**What needs to be done:**
Determine which lines of the records include the word "الأمر", and copy them.

**Records for the exercise:**
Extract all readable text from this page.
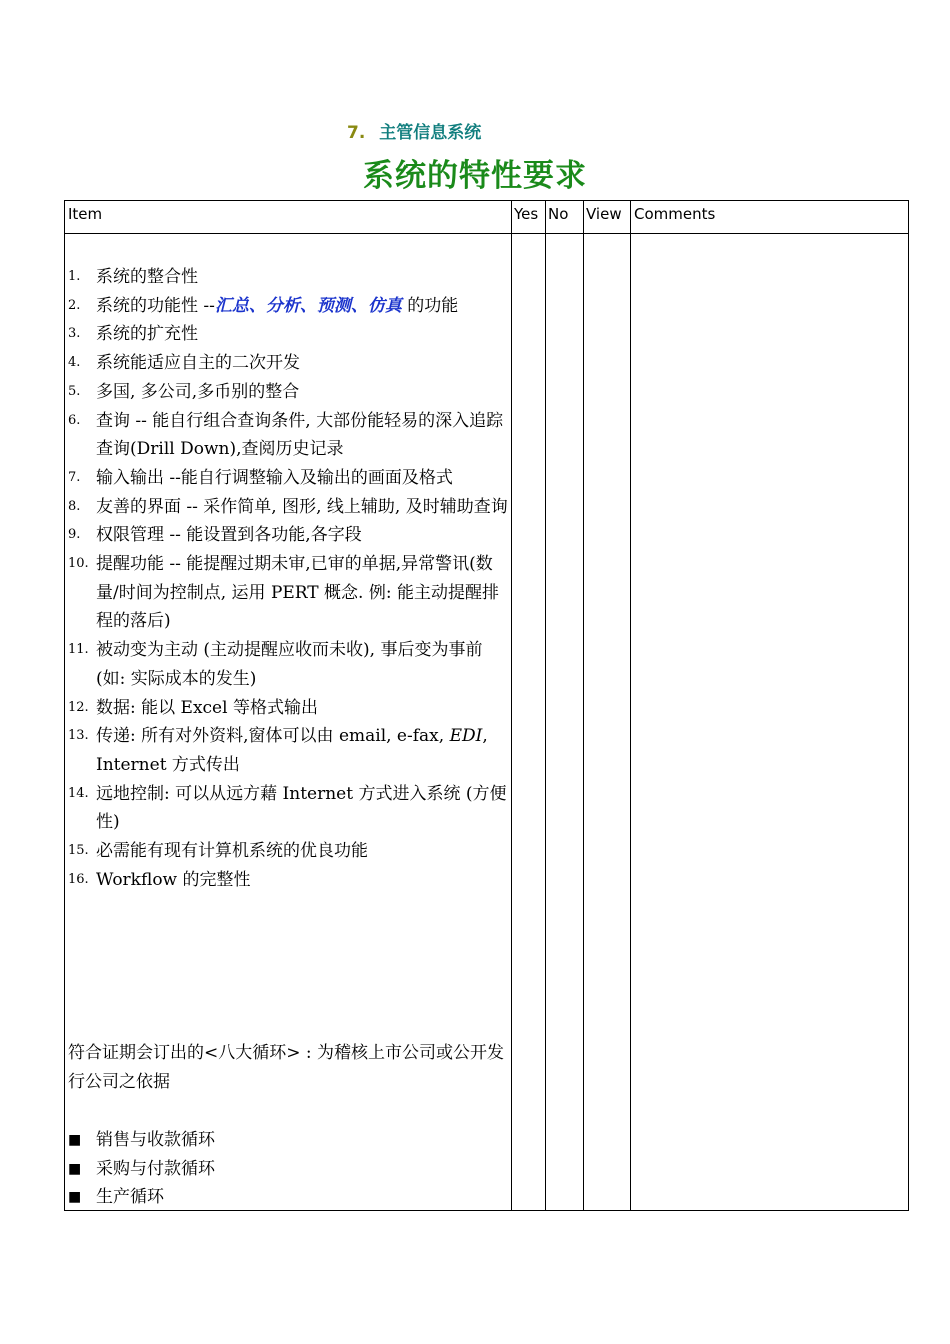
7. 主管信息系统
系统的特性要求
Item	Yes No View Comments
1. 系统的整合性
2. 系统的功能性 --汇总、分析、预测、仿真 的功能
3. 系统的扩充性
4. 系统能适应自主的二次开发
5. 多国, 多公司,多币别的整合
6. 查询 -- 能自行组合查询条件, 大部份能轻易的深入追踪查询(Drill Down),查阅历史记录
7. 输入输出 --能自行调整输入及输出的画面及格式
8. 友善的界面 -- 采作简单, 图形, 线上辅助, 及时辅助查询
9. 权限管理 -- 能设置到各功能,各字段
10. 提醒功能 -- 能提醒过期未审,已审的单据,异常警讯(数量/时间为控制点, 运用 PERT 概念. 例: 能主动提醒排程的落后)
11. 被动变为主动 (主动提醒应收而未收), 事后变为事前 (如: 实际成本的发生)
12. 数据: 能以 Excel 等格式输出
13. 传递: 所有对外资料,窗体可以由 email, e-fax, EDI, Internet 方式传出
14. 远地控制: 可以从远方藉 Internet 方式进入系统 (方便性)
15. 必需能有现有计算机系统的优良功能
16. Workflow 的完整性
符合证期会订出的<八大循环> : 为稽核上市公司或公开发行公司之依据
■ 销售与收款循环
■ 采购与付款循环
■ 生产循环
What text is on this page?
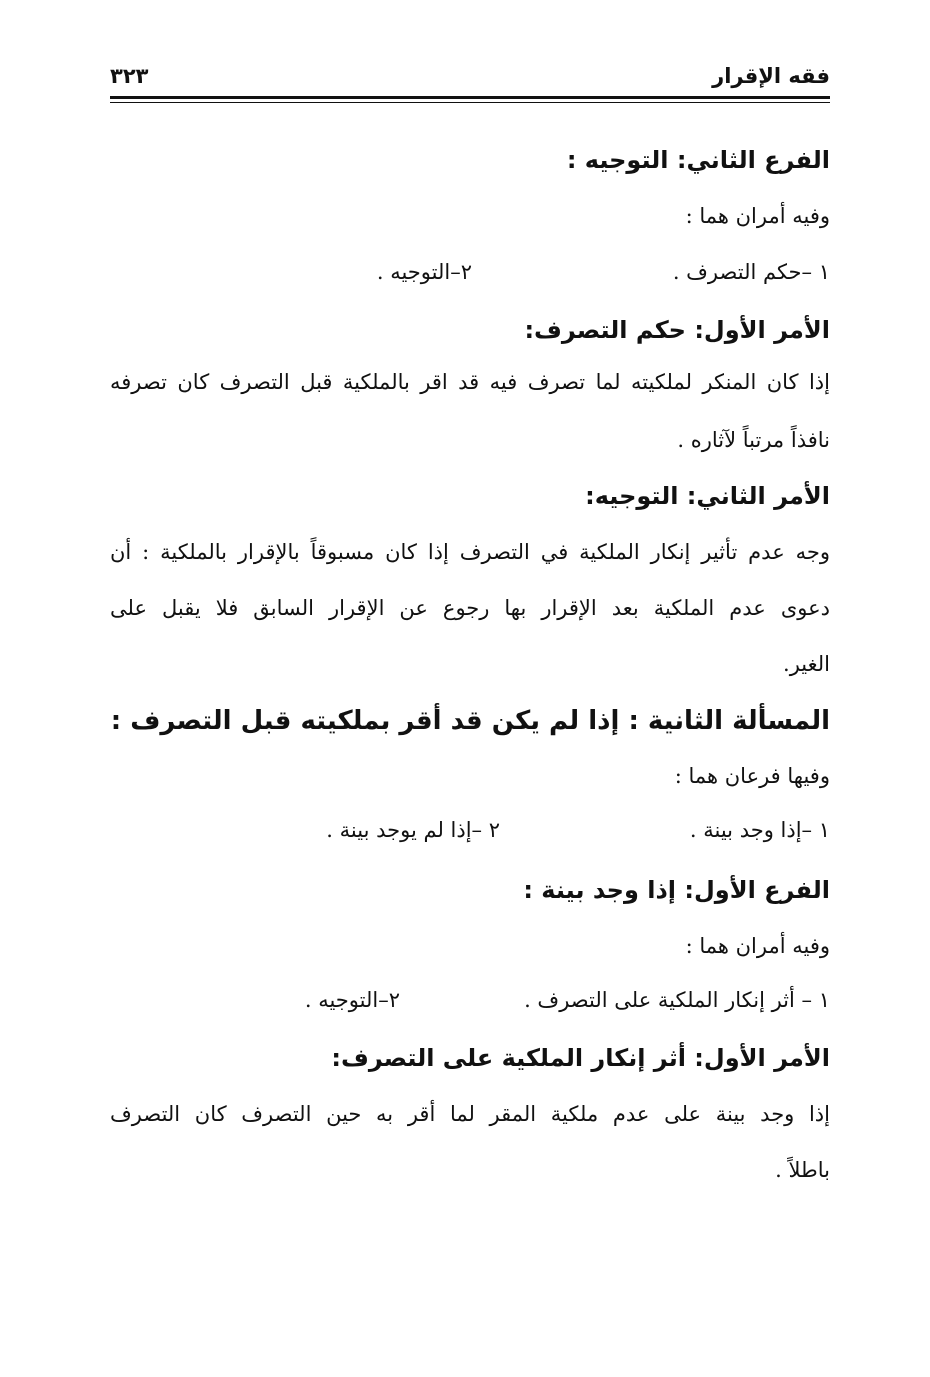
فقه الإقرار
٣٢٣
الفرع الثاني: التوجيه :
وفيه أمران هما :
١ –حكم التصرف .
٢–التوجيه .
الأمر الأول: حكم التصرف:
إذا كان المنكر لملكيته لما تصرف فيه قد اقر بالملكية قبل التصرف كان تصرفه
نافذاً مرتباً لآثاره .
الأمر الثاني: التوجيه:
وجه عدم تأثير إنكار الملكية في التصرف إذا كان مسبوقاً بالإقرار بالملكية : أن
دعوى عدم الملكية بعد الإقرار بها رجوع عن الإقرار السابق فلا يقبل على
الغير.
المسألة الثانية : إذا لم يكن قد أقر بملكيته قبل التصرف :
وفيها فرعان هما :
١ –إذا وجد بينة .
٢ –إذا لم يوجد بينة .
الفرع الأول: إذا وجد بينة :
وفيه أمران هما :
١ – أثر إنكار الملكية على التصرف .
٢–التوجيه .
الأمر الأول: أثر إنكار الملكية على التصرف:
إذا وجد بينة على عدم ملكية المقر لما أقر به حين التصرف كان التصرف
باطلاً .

**Solution to the exercise:**
الأمر الأول: حكم التصرف:
الأمر الثاني: التوجيه:
الأمر الأول: أثر إنكار الملكية على التصرف:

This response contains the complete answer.